[Python-Dev] PyObject_RichCompareBool identity shortcut

Thu Apr 28 05:42:03 CEST 2011

On 2011-04-27 22:16 , Guido van Rossum wrote:
> On Wed, Apr 27, 2011 at 11:48 AM, Robert Kern<robert.kern at gmail.com>  wrote:
>> On 4/27/11 12:44 PM, Terry Reedy wrote:
>>>
>>> On 4/27/2011 10:53 AM, Guido van Rossum wrote:
>>
>>>> Maybe we should just call off the odd NaN comparison behavior?
>>>
>>> Eiffel seems to have survived, though I do not know if it used for
>>> numerical
>>> work. I wonder how much code would break and what the scipy folks would
>>> think.
>>
>> I suspect most of us would oppose changing it on general
>> backwards-compatibility grounds rather than actually *liking* the current
>> behavior. If the behavior changed with Python floats, we'd have to mull over
>> whether we try to match that behavior with our scalar types (one of which
>> subclasses from float) and our arrays. We would be either incompatible with
>> Python or C, and we'd probably end up choosing Python to diverge from. It
>> would make a mess, honestly. We already have to explain why equality is
>> funky for arrays (arr1 == arr2 is a rich comparison that gives an array, not
>> a bool, so we can't do containment tests for lists of arrays), so NaN is
>> pretty easy to explain afterward.
>
> So does NumPy also follow Python's behavior about ignoring the NaN
> special-casing when doing array ops?

By "ignoring the NaN special-casing", do you mean that identity is checked 
first? When we use dtype=object arrays (arrays that contain Python objects as 
their data), yes:

[~]
|1> nan = float('nan')

[~]
|2> import numpy as np

[~]
|3> a = np.array([1, 2, nan], dtype=object)

[~]
|4> nan in a
True

[~]
|5> float('nan') in a
False

Just like lists:

[~]
|6> nan in [1, 2, nan]
True

[~]
|7> float('nan') in [1, 2, nan]
False

Actually, we go a little further by using PyObject_RichCompareBool() rather than 
PyObject_RichCompare() to implement the array-wise comparisons in addition to 
containment:

[~]
|8> a == nan
array([False, False,  True], dtype=bool)

[~]
|9> [x == nan for x in [1, 2, nan]]
[False, False, False]

But for dtype=float arrays (which contain C doubles, not Python objects) we use 
C semantics. Literally, we use whatever C's == operator gives us for the two 
double values. Since there is no concept of identity for this case, there is no 
cognate behavior of Python to match.

[~]
|10> b = np.array([1.0, 2.0, nan], dtype=float)

[~]
|11> b == nan
array([False, False, False], dtype=bool)

[~]
|12> nan in b
False

-- 
Robert Kern

"I have come to believe that the whole world is an enigma, a harmless enigma
  that is made terrible by our own mad attempt to interpret it as though it had
  an underlying truth."
   -- Umberto Eco

--- --- ---

Extract the passage of the NaN comparison post above, starting at "[Python-Dev] PyObject_RichCompareBool identity" and ending at "NaN comparison behavior?", word for word.

Dataset entries ▸
--- --- ---

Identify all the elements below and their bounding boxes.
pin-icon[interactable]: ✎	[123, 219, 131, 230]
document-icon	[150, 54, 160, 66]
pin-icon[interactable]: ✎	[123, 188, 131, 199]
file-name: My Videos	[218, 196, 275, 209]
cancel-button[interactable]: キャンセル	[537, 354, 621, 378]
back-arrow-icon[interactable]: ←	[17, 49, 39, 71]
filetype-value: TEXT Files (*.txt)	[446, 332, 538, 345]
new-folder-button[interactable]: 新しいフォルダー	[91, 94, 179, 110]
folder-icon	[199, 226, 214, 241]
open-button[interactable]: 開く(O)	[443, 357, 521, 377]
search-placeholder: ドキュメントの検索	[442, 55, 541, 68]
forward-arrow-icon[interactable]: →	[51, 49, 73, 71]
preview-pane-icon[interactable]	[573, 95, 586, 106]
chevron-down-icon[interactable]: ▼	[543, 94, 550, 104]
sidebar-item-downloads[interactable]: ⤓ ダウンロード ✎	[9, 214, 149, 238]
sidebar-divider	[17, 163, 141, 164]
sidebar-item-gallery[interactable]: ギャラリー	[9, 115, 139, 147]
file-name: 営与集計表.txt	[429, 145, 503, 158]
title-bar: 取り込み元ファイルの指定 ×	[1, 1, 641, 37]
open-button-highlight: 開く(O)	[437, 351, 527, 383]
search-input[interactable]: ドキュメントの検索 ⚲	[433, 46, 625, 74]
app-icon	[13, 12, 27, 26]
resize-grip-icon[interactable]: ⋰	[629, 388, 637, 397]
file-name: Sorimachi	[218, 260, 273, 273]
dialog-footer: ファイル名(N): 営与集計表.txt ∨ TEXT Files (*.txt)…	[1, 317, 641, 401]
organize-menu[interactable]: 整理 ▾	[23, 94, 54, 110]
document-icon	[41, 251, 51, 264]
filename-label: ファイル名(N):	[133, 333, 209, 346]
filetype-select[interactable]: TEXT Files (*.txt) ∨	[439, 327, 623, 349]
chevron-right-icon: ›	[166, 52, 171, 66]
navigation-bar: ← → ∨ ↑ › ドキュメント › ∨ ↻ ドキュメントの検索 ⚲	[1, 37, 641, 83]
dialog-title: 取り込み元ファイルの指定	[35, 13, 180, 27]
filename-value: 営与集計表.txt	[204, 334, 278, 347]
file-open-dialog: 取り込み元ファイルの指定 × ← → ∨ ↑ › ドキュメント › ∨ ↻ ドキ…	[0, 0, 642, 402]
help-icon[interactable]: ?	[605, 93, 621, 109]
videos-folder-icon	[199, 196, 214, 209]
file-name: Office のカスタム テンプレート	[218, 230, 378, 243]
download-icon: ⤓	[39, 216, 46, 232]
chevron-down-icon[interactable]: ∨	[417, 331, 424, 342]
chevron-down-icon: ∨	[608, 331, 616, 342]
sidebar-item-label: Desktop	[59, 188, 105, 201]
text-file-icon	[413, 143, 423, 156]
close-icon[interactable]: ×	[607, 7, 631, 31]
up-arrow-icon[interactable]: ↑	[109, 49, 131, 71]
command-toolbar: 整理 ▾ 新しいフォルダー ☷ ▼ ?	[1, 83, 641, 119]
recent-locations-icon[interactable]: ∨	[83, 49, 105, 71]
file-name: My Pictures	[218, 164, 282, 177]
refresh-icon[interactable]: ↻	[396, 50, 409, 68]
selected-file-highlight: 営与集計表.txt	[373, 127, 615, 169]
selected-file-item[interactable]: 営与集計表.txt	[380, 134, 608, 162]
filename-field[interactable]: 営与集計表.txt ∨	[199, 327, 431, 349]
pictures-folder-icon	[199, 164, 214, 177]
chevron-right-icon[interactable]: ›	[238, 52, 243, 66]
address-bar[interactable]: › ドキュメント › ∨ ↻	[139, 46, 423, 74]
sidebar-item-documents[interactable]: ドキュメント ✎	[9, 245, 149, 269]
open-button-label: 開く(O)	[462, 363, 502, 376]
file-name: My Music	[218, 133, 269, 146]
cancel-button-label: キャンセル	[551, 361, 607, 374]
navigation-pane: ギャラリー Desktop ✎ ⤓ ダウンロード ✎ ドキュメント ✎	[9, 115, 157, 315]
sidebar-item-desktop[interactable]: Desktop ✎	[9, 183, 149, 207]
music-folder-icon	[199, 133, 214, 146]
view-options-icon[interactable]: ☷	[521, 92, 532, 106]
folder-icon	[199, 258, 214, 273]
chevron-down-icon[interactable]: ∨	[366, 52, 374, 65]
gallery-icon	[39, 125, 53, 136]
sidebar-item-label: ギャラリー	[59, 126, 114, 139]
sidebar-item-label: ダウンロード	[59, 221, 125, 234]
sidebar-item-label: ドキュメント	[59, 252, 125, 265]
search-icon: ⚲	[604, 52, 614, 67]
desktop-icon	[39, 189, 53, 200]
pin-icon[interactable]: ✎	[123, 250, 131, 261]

--- --- ---

SOLUTION ▸
[Python-Dev] PyObject_RichCompareBool identity shortcut

Thu Apr 28 05:42:03 CEST 2011

On 2011-04-27 22:16 , Guido van Rossum wrote:
> On Wed, Apr 27, 2011 at 11:48 AM, Robert Kern<robert.kern at gmail.com>  wrote:
>> On 4/27/11 12:44 PM, Terry Reedy wrote:
>>>
>>> On 4/27/2011 10:53 AM, Guido van Rossum wrote:
>>
>>>> Maybe we should just call off the odd NaN comparison behavior?